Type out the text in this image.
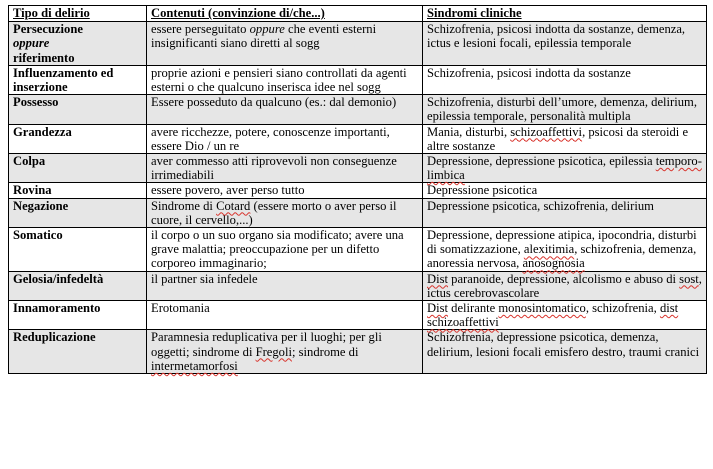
Tipo di delirio	Contenuti (convinzione di/che...)	Sindromi cliniche
Persecuzione
oppure
riferimento	essere perseguitato oppure che eventi esterni insignificanti siano diretti al sogg	Schizofrenia, psicosi indotta da sostanze, demenza, ictus e lesioni focali, epilessia temporale
Influenzamento ed inserzione	proprie azioni e pensieri siano controllati da agenti esterni o che qualcuno inserisca idee nel sogg	Schizofrenia, psicosi indotta da sostanze
Possesso	Essere posseduto da qualcuno (es.: dal demonio)	Schizofrenia, disturbi dell’umore, demenza, delirium, epilessia temporale, personalità multipla
Grandezza	avere ricchezze, potere, conoscenze importanti, essere Dio / un re	Mania, disturbi, schizoaffettivi, psicosi da steroidi e altre sostanze
Colpa	aver commesso atti riprovevoli non conseguenze irrimediabili	Depressione, depressione psicotica, epilessia temporo-limbica
Rovina	essere povero, aver perso tutto	Depressione psicotica
Negazione	Sindrome di Cotard (essere morto o aver perso il cuore, il cervello,...)	Depressione psicotica, schizofrenia, delirium
Somatico	il corpo o un suo organo sia modificato; avere una grave malattia; preoccupazione per un difetto corporeo immaginario;	Depressione, depressione atipica, ipocondria, disturbi di somatizzazione, alexitimia, schizofrenia, demenza, anoressia nervosa, anosognosia
Gelosia/infedeltà	il partner sia infedele	Dist paranoide, depressione, alcolismo e abuso di sost, ictus cerebrovascolare
Innamoramento	Erotomania	Dist delirante monosintomatico, schizofrenia, dist schizoaffettivi
Reduplicazione	Paramnesia reduplicativa per il luoghi; per gli oggetti; sindrome di Fregoli; sindrome di intermetamorfosi	Schizofrenia, depressione psicotica, demenza, delirium, lesioni focali emisfero destro, traumi cranici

# [Work to do]
Make an exact copy of the listing above. Do not include the pictures.

# [The response]
Type out the text in this image.
Tipo di delirio	Contenuti (convinzione di/che...)	Sindromi cliniche
Persecuzione
oppure
riferimento	essere perseguitato oppure che eventi esterni insignificanti siano diretti al sogg	Schizofrenia, psicosi indotta da sostanze, demenza, ictus e lesioni focali, epilessia temporale
Influenzamento ed inserzione	proprie azioni e pensieri siano controllati da agenti esterni o che qualcuno inserisca idee nel sogg	Schizofrenia, psicosi indotta da sostanze
Possesso	Essere posseduto da qualcuno (es.: dal demonio)	Schizofrenia, disturbi dell’umore, demenza, delirium, epilessia temporale, personalità multipla
Grandezza	avere ricchezze, potere, conoscenze importanti, essere Dio / un re	Mania, disturbi, schizoaffettivi, psicosi da steroidi e altre sostanze
Colpa	aver commesso atti riprovevoli non conseguenze irrimediabili	Depressione, depressione psicotica, epilessia temporo-limbica
Rovina	essere povero, aver perso tutto	Depressione psicotica
Negazione	Sindrome di Cotard (essere morto o aver perso il cuore, il cervello,...)	Depressione psicotica, schizofrenia, delirium
Somatico	il corpo o un suo organo sia modificato; avere una grave malattia; preoccupazione per un difetto corporeo immaginario;	Depressione, depressione atipica, ipocondria, disturbi di somatizzazione, alexitimia, schizofrenia, demenza, anoressia nervosa, anosognosia
Gelosia/infedeltà	il partner sia infedele	Dist paranoide, depressione, alcolismo e abuso di sost, ictus cerebrovascolare
Innamoramento	Erotomania	Dist delirante monosintomatico, schizofrenia, dist schizoaffettivi
Reduplicazione	Paramnesia reduplicativa per il luoghi; per gli oggetti; sindrome di Fregoli; sindrome di intermetamorfosi	Schizofrenia, depressione psicotica, demenza, delirium, lesioni focali emisfero destro, traumi cranici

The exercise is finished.